▸ **WHAT YOU WILL DO**
Copy out all the entries word for word.

▬▬▬

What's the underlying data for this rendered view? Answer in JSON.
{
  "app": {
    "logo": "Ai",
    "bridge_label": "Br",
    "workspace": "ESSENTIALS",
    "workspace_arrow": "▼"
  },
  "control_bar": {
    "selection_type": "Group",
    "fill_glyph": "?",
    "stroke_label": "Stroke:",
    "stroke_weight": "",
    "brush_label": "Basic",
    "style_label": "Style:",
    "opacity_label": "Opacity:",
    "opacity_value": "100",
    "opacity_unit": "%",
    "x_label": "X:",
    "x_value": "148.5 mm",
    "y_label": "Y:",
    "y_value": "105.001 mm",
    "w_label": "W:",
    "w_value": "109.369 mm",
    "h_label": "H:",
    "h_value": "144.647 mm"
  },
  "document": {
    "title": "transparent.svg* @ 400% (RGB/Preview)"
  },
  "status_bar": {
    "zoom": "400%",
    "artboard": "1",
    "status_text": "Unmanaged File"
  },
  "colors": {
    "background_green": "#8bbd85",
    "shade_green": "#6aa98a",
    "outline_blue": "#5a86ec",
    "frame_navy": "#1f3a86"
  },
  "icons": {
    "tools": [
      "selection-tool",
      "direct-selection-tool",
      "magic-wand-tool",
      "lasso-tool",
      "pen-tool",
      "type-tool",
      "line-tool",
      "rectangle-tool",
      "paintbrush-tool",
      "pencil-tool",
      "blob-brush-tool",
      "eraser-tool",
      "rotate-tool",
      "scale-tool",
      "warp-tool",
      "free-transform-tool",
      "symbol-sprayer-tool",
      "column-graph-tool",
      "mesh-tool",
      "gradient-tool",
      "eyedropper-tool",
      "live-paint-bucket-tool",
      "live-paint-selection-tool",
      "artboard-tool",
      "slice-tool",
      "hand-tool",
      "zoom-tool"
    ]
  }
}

▬▬▬

▸ **FINAL RESULT**
What's the underlying data for this rendered view? Answer in JSON.
{
  "app": {
    "logo": "Ai",
    "bridge_label": "Br",
    "workspace": "ESSENTIALS",
    "workspace_arrow": "▼"
  },
  "control_bar": {
    "selection_type": "Group",
    "fill_glyph": "?",
    "stroke_label": "Stroke:",
    "stroke_weight": "",
    "brush_label": "Basic",
    "style_label": "Style:",
    "opacity_label": "Opacity:",
    "opacity_value": "100",
    "opacity_unit": "%",
    "x_label": "X:",
    "x_value": "148.5 mm",
    "y_label": "Y:",
    "y_value": "105.001 mm",
    "w_label": "W:",
    "w_value": "109.369 mm",
    "h_label": "H:",
    "h_value": "144.647 mm"
  },
  "document": {
    "title": "transparent.svg* @ 400% (RGB/Preview)"
  },
  "status_bar": {
    "zoom": "400%",
    "artboard": "1",
    "status_text": "Unmanaged File"
  },
  "colors": {
    "background_green": "#8bbd85",
    "shade_green": "#6aa98a",
    "outline_blue": "#5a86ec",
    "frame_navy": "#1f3a86"
  },
  "icons": {
    "tools": [
      "selection-tool",
      "direct-selection-tool",
      "magic-wand-tool",
      "lasso-tool",
      "pen-tool",
      "type-tool",
      "line-tool",
      "rectangle-tool",
      "paintbrush-tool",
      "pencil-tool",
      "blob-brush-tool",
      "eraser-tool",
      "rotate-tool",
      "scale-tool",
      "warp-tool",
      "free-transform-tool",
      "symbol-sprayer-tool",
      "column-graph-tool",
      "mesh-tool",
      "gradient-tool",
      "eyedropper-tool",
      "live-paint-bucket-tool",
      "live-paint-selection-tool",
      "artboard-tool",
      "slice-tool",
      "hand-tool",
      "zoom-tool"
    ]
  }
}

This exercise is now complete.